» **Task directions**: Count every line below that contains "Quad", then state the total with no other output.
===== Records to use
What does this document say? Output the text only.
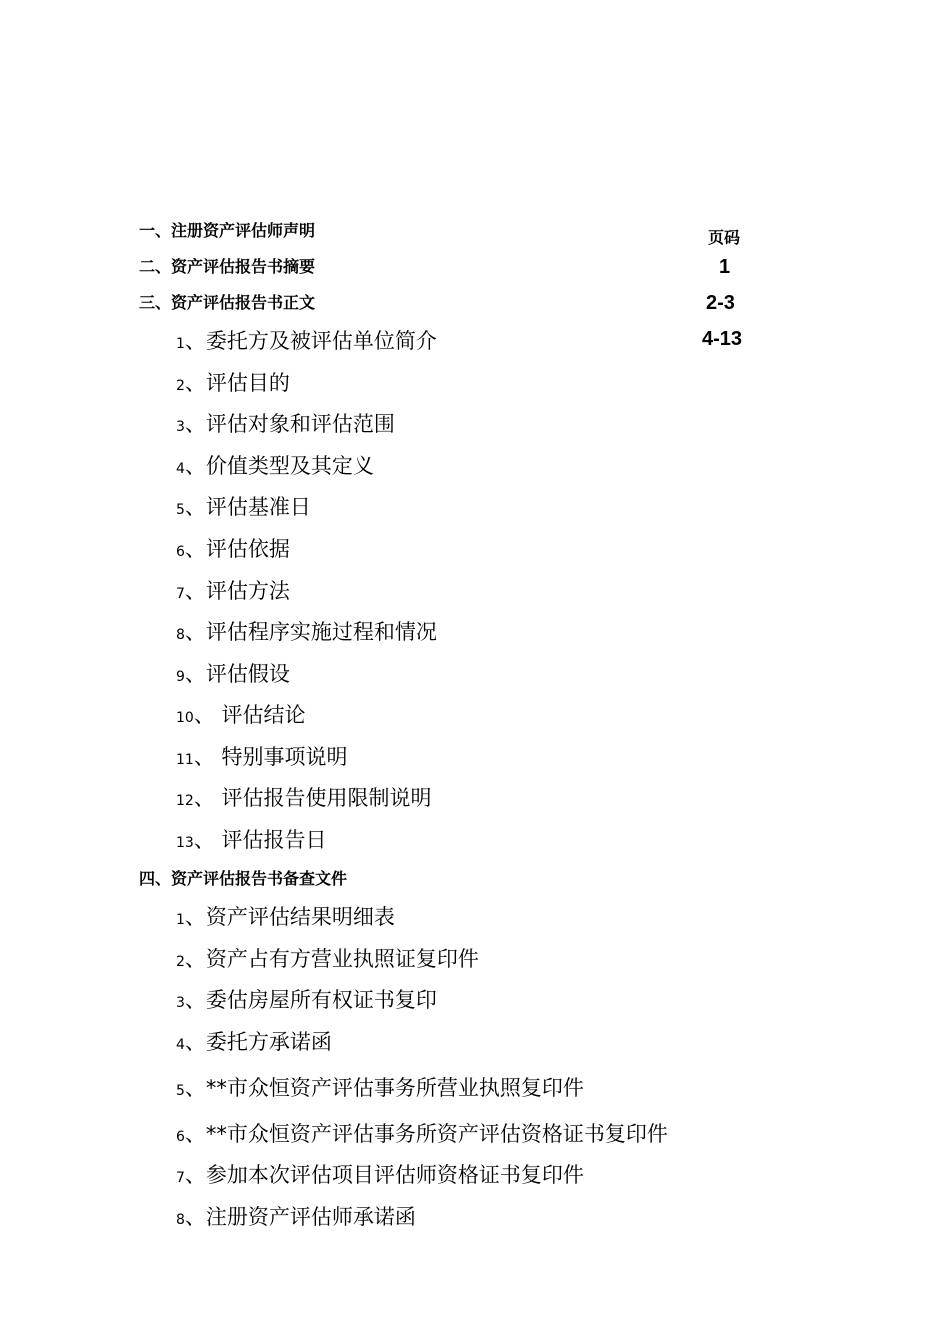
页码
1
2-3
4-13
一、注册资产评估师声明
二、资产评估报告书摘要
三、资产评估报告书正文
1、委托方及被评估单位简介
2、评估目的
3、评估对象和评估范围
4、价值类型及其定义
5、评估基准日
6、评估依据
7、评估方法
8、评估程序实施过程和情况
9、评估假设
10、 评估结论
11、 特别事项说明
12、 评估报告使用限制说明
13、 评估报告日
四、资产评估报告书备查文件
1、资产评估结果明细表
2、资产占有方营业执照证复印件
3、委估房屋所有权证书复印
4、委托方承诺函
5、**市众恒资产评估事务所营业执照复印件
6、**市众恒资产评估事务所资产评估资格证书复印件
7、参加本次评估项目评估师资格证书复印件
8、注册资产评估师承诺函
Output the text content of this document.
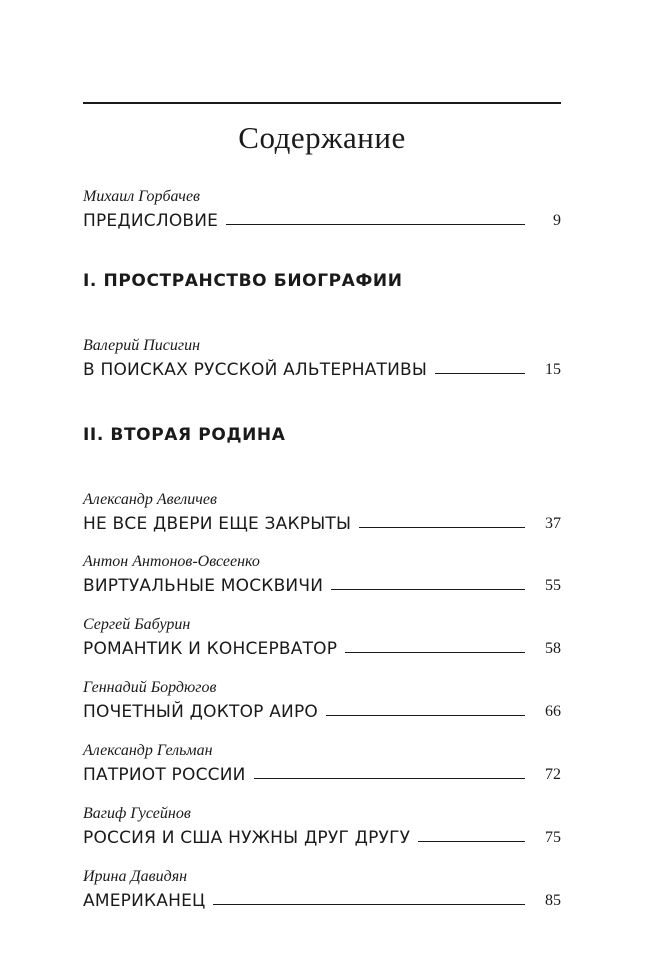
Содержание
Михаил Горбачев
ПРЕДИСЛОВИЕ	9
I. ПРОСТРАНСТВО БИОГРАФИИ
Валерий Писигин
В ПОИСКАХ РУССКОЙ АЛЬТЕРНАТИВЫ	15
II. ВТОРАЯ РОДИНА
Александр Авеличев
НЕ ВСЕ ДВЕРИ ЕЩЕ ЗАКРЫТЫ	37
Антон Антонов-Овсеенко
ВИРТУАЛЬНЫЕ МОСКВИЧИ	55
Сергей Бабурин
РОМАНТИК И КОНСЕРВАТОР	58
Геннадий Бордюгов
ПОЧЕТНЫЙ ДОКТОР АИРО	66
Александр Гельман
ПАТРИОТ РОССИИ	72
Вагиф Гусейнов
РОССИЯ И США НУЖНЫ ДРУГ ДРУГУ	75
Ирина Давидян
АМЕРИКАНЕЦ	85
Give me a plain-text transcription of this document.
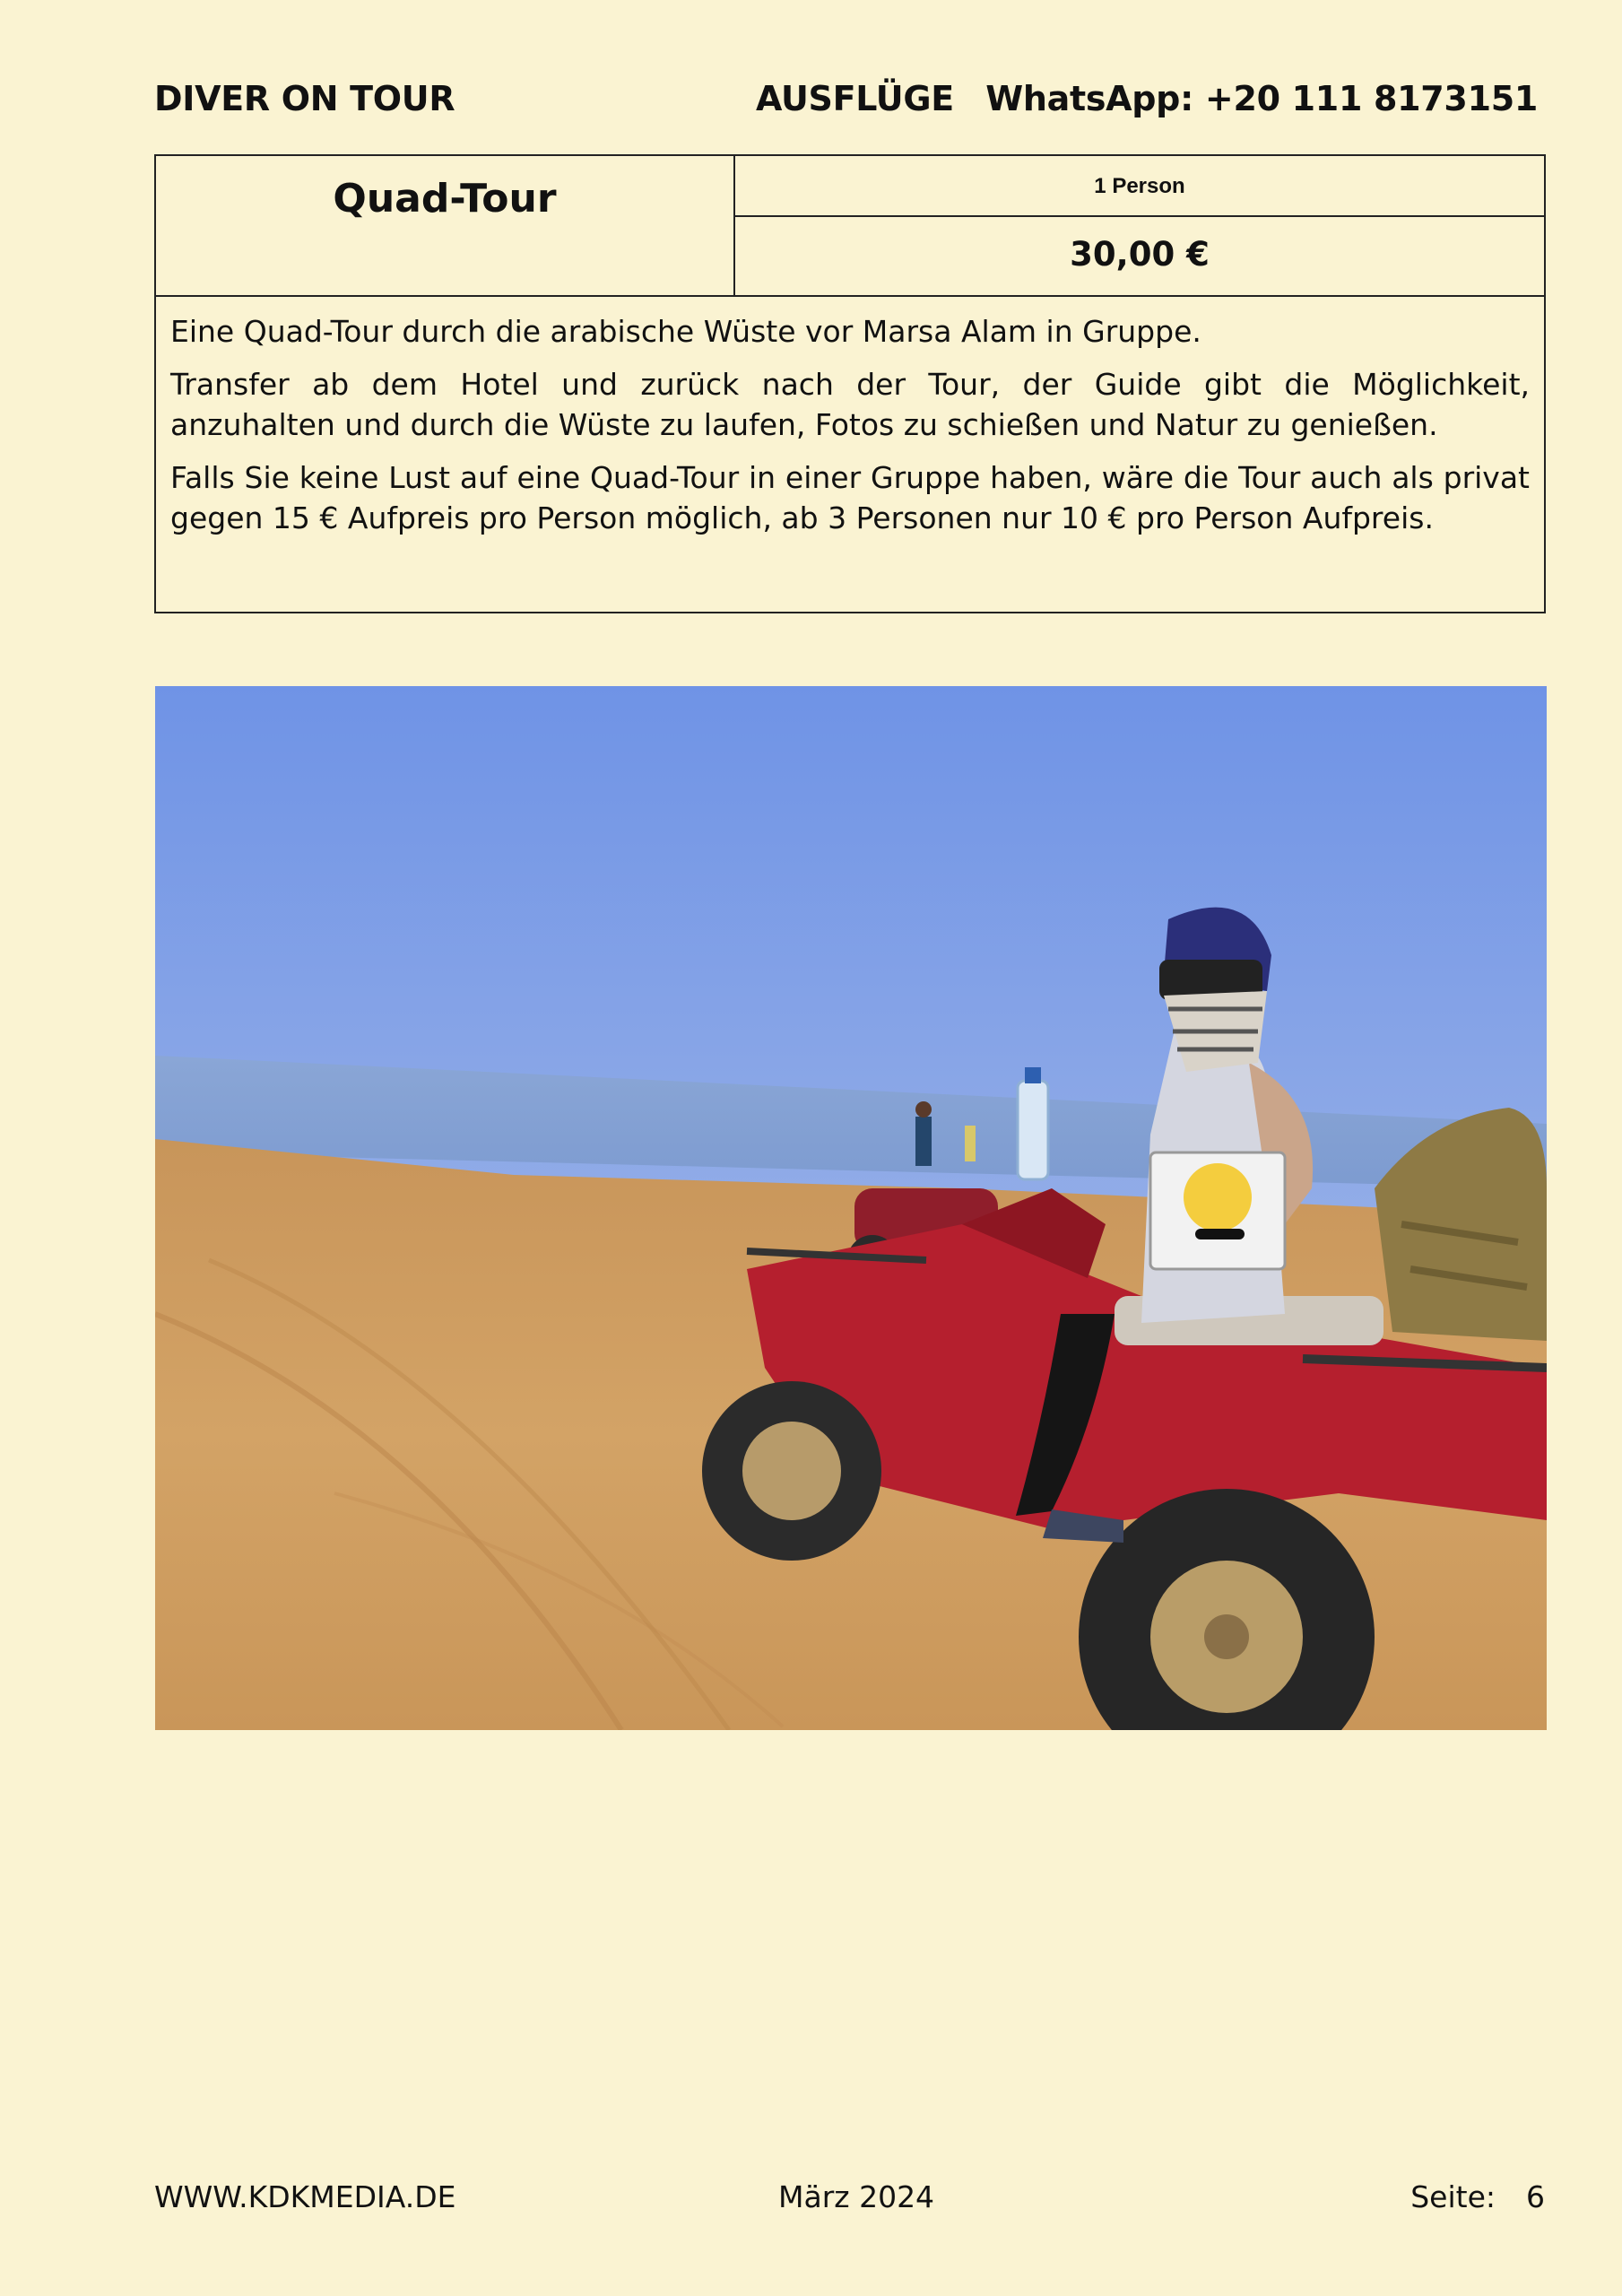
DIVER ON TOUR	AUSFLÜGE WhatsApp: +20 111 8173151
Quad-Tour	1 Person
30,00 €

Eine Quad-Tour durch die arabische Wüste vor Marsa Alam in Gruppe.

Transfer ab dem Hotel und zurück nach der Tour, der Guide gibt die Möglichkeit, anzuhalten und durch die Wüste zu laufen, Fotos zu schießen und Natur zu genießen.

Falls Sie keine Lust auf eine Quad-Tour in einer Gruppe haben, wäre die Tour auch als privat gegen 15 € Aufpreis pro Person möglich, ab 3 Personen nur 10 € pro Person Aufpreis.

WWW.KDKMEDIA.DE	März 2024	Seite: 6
==========
» **Answer for this exercise**: 3